Look through the material below for "کلام". Copy every line that contains it.

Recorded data
□ □ □ □ □ □ □
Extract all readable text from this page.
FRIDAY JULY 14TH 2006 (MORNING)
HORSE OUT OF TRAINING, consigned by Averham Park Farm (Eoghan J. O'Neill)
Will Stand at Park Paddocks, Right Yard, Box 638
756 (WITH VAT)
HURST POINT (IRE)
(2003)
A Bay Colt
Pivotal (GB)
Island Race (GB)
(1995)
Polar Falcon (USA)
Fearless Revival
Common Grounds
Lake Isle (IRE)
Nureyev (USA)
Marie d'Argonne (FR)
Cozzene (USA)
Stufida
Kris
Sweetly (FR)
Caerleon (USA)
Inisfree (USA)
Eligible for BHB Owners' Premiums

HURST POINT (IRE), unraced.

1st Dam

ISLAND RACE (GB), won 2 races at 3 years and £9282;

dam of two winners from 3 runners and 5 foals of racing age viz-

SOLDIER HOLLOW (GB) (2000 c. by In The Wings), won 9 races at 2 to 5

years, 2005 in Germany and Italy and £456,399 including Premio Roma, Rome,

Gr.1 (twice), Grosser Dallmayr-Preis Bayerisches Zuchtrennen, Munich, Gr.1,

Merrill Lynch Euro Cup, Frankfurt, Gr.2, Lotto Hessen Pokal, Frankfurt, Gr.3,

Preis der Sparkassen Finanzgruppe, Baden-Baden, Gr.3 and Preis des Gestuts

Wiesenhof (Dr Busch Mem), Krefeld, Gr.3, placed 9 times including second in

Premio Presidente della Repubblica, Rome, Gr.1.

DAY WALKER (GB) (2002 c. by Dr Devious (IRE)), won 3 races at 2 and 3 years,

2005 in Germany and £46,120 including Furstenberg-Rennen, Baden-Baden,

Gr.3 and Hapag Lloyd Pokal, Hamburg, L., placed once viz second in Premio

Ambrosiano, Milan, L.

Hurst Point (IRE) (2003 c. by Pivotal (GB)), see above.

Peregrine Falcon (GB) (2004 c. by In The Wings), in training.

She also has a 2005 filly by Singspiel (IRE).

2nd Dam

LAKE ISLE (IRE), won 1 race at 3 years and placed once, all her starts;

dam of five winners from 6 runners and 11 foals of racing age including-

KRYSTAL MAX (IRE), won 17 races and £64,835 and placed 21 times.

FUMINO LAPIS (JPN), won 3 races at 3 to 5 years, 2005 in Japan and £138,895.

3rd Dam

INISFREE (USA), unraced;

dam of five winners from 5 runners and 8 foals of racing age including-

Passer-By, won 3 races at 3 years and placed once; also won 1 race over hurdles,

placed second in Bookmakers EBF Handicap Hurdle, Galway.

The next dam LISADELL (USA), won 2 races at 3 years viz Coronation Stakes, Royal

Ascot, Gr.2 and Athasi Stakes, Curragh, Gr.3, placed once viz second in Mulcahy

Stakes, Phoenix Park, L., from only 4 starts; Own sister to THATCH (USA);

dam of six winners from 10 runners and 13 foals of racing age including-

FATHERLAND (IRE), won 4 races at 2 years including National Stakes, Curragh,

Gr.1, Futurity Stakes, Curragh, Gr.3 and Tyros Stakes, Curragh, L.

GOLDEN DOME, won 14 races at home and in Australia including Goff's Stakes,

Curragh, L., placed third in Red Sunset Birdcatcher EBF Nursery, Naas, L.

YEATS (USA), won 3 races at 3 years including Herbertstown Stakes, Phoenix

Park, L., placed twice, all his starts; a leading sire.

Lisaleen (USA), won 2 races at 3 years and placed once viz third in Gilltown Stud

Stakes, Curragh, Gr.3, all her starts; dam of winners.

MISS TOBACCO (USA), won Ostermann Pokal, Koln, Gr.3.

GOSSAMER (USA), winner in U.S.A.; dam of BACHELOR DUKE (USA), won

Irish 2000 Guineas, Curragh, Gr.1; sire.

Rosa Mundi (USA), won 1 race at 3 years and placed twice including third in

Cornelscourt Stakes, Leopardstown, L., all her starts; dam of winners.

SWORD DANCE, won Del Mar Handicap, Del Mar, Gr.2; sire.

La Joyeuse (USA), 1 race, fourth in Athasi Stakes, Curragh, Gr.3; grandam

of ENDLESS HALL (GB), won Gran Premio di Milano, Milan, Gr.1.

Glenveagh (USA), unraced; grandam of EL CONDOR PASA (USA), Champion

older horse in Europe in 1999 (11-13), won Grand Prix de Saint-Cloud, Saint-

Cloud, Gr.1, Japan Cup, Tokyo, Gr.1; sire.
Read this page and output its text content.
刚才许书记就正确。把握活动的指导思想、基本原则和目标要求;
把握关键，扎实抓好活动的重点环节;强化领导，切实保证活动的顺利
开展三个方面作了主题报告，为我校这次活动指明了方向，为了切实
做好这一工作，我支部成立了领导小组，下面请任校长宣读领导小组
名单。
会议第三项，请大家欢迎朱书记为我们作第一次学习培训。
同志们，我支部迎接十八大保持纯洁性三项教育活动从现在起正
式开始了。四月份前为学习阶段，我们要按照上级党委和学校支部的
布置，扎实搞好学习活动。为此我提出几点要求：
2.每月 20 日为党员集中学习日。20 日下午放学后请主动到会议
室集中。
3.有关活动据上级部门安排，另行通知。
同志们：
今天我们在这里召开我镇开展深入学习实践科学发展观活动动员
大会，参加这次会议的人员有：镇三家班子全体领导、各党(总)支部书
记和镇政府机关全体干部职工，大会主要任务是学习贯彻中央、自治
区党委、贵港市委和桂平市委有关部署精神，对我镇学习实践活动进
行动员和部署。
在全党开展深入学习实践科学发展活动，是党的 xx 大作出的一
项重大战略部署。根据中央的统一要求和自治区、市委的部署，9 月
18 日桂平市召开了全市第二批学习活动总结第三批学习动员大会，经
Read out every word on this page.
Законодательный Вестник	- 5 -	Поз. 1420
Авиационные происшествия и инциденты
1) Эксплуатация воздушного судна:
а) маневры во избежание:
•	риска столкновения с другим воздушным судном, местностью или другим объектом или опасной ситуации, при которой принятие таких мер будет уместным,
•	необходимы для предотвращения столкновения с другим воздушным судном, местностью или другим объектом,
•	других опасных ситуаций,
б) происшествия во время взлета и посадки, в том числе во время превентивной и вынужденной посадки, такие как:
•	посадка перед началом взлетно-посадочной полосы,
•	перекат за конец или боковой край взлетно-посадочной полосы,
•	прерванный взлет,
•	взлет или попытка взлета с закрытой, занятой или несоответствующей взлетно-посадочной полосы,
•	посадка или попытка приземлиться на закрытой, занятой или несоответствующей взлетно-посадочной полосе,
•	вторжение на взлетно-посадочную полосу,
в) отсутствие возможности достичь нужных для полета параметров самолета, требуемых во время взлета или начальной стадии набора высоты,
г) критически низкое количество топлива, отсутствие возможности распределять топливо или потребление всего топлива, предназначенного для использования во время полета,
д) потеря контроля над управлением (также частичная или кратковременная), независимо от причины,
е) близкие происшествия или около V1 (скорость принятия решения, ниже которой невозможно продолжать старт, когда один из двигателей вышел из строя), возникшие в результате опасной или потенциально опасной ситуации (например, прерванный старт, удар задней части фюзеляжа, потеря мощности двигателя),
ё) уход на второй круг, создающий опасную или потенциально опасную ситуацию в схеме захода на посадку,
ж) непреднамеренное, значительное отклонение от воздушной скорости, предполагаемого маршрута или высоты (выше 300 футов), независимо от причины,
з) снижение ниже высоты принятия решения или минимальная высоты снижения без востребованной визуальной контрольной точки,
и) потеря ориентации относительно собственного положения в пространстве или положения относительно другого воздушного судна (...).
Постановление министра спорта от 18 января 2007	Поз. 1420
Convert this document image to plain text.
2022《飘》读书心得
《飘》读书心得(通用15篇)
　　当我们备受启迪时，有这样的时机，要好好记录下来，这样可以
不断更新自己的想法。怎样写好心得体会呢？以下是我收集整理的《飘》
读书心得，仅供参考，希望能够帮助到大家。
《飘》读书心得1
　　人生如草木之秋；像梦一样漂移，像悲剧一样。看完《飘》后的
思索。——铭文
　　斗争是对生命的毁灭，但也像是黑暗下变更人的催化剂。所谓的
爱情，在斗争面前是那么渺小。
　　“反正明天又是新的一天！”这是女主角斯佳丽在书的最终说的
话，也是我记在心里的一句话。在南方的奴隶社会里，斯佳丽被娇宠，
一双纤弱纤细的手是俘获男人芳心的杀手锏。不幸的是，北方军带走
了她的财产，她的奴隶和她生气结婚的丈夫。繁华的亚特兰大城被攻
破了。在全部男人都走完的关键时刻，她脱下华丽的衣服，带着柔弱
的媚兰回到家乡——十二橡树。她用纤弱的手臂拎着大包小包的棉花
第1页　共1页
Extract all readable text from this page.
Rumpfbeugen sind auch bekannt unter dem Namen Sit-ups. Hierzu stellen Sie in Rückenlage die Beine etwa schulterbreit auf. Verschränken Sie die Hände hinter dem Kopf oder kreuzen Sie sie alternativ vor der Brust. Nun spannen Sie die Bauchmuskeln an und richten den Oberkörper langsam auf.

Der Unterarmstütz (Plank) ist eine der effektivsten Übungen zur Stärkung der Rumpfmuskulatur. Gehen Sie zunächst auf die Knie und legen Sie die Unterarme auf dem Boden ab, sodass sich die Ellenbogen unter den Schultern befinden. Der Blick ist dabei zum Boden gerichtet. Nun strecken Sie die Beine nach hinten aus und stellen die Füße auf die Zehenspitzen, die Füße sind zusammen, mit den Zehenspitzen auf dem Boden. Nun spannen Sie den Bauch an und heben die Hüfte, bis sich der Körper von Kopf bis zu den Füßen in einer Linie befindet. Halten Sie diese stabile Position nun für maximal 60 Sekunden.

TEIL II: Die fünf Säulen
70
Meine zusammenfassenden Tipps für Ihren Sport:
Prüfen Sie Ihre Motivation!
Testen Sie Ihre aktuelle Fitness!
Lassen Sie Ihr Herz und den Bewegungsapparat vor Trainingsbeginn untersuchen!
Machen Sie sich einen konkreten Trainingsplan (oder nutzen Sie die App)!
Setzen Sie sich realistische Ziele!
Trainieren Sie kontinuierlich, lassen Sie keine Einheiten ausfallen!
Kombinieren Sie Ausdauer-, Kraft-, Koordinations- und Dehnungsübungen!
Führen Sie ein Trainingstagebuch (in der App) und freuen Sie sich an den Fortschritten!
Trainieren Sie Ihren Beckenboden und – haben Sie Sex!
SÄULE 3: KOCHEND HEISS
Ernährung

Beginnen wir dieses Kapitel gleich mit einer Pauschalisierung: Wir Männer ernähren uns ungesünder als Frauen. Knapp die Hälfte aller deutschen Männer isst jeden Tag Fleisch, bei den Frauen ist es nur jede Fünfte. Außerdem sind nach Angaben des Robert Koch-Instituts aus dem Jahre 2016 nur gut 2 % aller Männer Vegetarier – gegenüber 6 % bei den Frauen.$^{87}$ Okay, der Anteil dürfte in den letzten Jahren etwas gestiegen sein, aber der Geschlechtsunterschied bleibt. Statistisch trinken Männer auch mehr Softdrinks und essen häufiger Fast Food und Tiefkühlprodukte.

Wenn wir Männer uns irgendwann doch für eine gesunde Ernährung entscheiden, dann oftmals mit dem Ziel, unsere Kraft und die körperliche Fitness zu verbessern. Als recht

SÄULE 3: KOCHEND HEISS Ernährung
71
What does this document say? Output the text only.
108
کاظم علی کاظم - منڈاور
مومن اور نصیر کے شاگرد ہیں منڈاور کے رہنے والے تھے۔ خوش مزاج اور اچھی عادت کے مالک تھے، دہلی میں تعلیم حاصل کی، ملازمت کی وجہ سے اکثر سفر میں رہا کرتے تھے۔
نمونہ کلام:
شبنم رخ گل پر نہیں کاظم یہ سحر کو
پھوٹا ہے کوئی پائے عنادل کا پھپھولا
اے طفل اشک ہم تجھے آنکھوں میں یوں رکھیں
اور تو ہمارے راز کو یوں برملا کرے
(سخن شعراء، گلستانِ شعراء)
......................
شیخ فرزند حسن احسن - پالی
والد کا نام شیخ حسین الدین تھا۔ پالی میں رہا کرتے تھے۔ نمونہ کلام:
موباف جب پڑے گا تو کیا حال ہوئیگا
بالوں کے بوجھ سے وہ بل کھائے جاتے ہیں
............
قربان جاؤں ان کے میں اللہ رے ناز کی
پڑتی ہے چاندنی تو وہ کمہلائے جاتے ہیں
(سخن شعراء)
□ □ □ □ □ □ □
◆ **Response to this task**:
نمونہ کلام:
والد کا نام شیخ حسین الدین تھا۔ پالی میں رہا کرتے تھے۔ نمونہ کلام:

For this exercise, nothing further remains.